Stated problem
Go over the entries below line by line, copying each one that contains the word "甘于奉献".

•••••

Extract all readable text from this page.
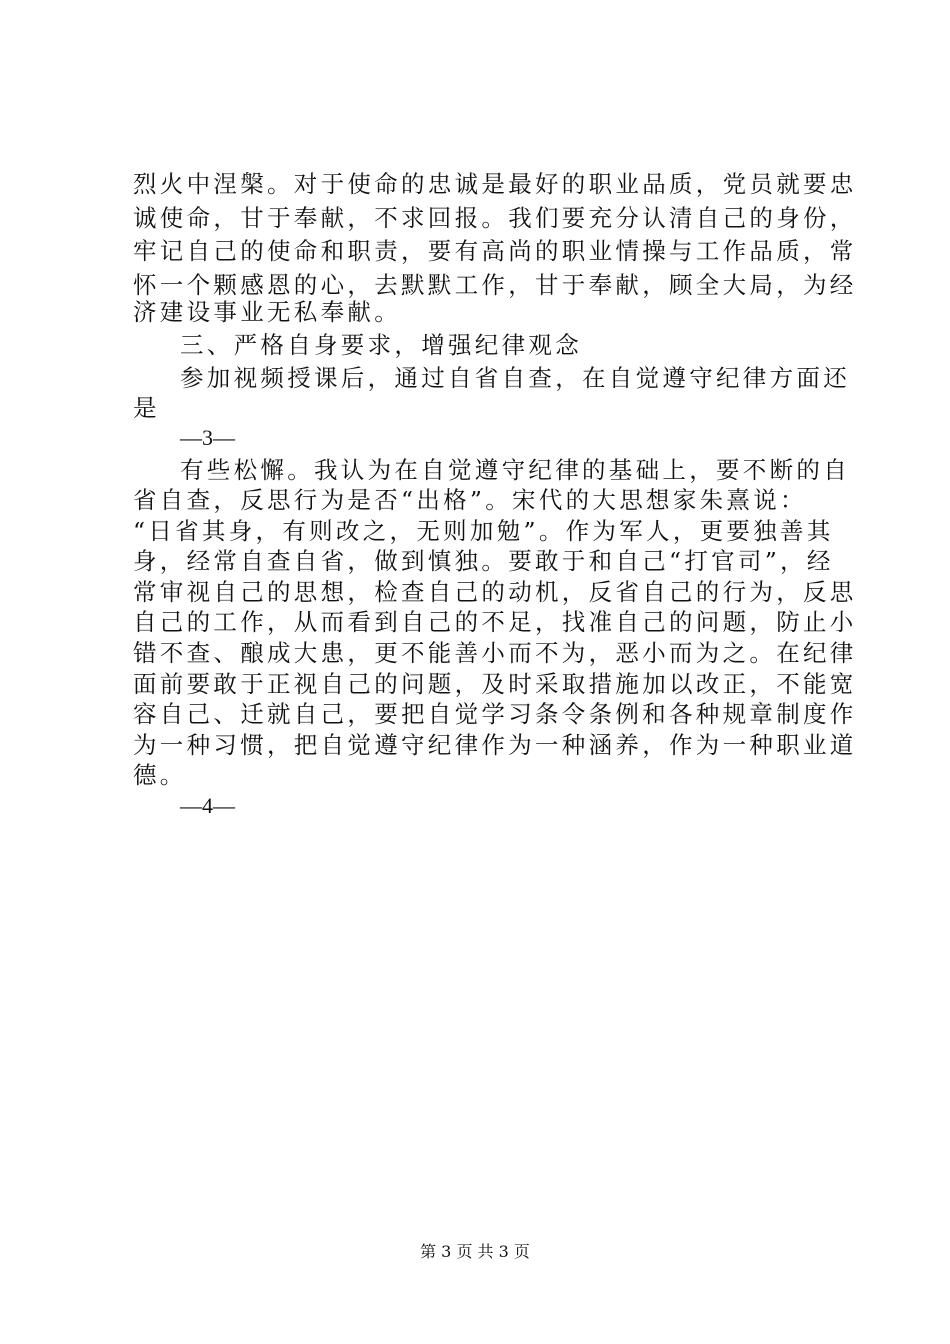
烈火中涅槃。对于使命的忠诚是最好的职业品质，党员就要忠
诚使命，甘于奉献，不求回报。我们要充分认清自己的身份，
牢记自己的使命和职责，要有高尚的职业情操与工作品质，常
怀一个颗感恩的心，去默默工作，甘于奉献，顾全大局，为经
济建设事业无私奉献。
三、严格自身要求，增强纪律观念
参加视频授课后，通过自省自查，在自觉遵守纪律方面还
是
—3—
有些松懈。我认为在自觉遵守纪律的基础上，要不断的自
省自查，反思行为是否“出格”。宋代的大思想家朱熹说：
“日省其身，有则改之，无则加勉”。作为军人，更要独善其
身，经常自查自省，做到慎独。要敢于和自己“打官司”，经
常审视自己的思想，检查自己的动机，反省自己的行为，反思
自己的工作，从而看到自己的不足，找准自己的问题，防止小
错不查、酿成大患，更不能善小而不为，恶小而为之。在纪律
面前要敢于正视自己的问题，及时采取措施加以改正，不能宽
容自己、迁就自己，要把自觉学习条令条例和各种规章制度作
为一种习惯，把自觉遵守纪律作为一种涵养，作为一种职业道
德。
—4—
第 3 页 共 3 页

•••••

Response to this task
诚使命，甘于奉献，不求回报。我们要充分认清自己的身份，
怀一个颗感恩的心，去默默工作，甘于奉献，顾全大局，为经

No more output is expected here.